--- What to do ---
Transcribe the whole listing below without changing a word, but leave out every image.

-- Begin --

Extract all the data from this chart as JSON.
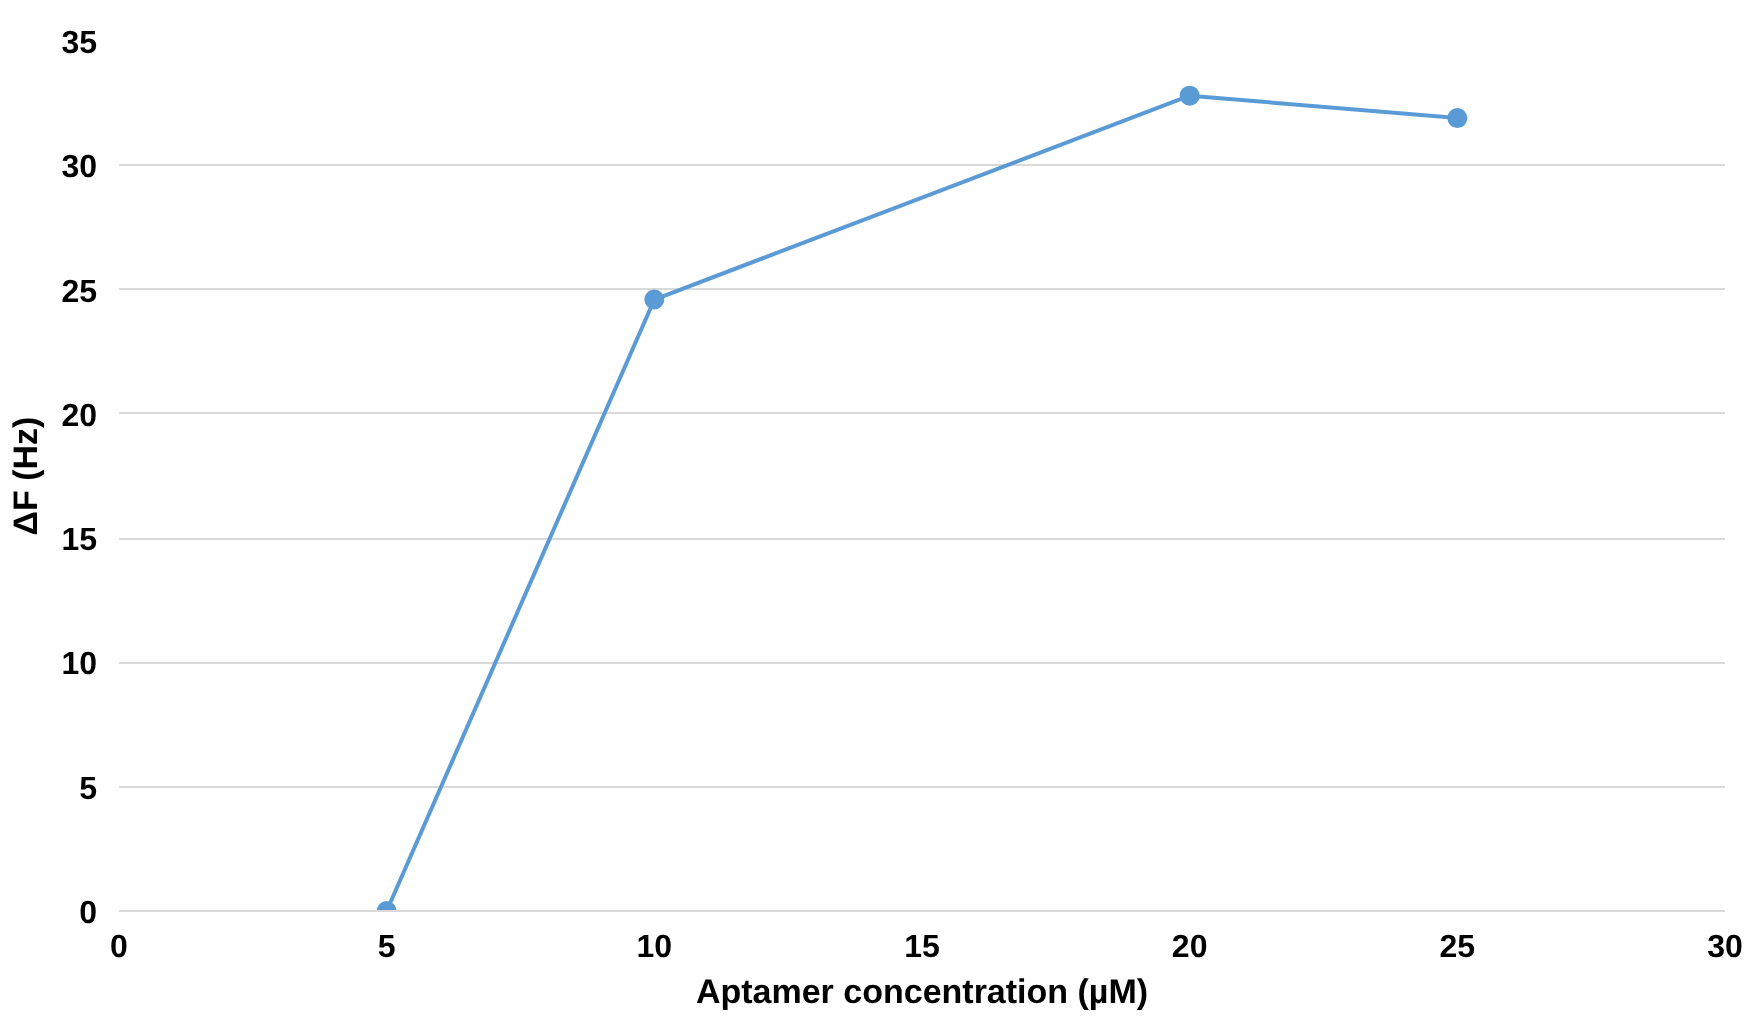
{
  "chart_data": {
    "type": "line",
    "xlabel": "Aptamer concentration (µM)",
    "ylabel": "ΔF (Hz)",
    "x": [
      5,
      10,
      20,
      25
    ],
    "series": [
      {
        "color": "#5b9bd5",
        "values": [
          0,
          24.6,
          32.8,
          31.9
        ]
      }
    ],
    "xlim": [
      0,
      30
    ],
    "xticks": [
      0,
      5,
      10,
      15,
      20,
      25,
      30
    ],
    "ylim": [
      0,
      35
    ],
    "yticks": [
      0,
      5,
      10,
      15,
      20,
      25,
      30,
      35
    ],
    "grid": "y",
    "marker": "circle",
    "line_style": "solid"
  }
}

-- End --

--- The response ---
Extract all the data from this chart as JSON.
{
  "chart_data": {
    "type": "line",
    "xlabel": "Aptamer concentration (µM)",
    "ylabel": "ΔF (Hz)",
    "x": [
      5,
      10,
      20,
      25
    ],
    "series": [
      {
        "color": "#5b9bd5",
        "values": [
          0,
          24.6,
          32.8,
          31.9
        ]
      }
    ],
    "xlim": [
      0,
      30
    ],
    "xticks": [
      0,
      5,
      10,
      15,
      20,
      25,
      30
    ],
    "ylim": [
      0,
      35
    ],
    "yticks": [
      0,
      5,
      10,
      15,
      20,
      25,
      30,
      35
    ],
    "grid": "y",
    "marker": "circle",
    "line_style": "solid"
  }
}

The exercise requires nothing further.